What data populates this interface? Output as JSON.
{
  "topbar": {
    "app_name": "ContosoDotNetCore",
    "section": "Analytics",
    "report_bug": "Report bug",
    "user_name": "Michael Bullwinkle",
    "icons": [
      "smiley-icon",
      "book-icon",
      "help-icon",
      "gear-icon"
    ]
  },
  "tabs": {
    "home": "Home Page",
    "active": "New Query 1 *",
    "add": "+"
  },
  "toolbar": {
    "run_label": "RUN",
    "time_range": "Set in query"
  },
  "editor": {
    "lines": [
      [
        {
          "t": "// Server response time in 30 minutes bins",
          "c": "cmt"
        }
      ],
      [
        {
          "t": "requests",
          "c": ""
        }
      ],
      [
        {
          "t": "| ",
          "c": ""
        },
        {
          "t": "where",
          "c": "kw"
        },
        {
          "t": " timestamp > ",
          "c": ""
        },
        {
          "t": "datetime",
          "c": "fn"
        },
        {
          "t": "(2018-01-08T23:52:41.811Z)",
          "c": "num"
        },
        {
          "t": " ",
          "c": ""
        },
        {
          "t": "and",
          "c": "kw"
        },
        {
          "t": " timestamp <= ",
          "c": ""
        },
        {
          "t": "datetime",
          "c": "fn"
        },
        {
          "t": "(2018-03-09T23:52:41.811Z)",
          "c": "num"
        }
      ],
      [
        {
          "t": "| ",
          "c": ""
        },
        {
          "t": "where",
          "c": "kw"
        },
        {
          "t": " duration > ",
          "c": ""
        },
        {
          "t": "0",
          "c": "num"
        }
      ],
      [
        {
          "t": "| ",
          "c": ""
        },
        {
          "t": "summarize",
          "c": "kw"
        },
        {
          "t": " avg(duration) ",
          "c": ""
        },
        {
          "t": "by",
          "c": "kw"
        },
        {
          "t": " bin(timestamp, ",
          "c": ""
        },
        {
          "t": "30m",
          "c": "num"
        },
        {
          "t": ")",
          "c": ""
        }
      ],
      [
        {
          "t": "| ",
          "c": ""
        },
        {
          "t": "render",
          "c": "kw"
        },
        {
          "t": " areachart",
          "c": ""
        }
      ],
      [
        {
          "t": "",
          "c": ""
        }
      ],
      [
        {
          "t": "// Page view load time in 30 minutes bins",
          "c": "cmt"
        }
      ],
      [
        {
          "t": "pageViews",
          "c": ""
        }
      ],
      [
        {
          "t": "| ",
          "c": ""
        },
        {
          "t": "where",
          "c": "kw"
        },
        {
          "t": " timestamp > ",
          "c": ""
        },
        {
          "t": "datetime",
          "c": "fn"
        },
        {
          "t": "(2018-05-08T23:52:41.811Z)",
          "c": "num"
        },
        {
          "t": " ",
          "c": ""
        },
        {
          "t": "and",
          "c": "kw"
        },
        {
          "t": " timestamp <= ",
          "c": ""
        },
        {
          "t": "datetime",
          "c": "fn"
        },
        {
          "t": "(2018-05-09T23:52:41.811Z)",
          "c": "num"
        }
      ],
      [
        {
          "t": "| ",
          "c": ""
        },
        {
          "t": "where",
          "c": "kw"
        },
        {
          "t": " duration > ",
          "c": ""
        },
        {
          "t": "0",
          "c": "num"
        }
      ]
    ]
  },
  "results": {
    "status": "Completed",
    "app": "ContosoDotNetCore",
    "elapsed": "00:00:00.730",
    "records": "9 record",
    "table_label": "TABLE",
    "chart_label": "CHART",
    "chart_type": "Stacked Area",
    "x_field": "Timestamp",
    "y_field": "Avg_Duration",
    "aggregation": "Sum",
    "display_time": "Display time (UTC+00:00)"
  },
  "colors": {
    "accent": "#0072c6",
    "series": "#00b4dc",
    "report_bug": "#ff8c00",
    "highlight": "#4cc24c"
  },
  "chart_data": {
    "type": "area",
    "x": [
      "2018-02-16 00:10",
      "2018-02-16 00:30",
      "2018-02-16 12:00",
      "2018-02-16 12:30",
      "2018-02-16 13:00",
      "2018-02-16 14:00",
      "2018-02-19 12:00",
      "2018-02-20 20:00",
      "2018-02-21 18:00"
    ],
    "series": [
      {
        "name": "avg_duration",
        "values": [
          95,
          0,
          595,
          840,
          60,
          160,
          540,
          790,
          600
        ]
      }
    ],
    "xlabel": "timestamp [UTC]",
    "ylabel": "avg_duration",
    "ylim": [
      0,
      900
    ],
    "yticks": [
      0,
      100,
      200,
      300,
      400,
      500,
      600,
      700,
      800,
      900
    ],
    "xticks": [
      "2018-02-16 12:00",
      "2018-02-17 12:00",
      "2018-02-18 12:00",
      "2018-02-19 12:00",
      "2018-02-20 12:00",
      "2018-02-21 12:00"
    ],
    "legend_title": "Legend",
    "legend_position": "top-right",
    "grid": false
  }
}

Task:
Scan the records above for the string "bins", then select every line that holds it.

Problem solution:
          "t": "// Server response time in 30 minutes bins",
          "t": "// Page view load time in 30 minutes bins",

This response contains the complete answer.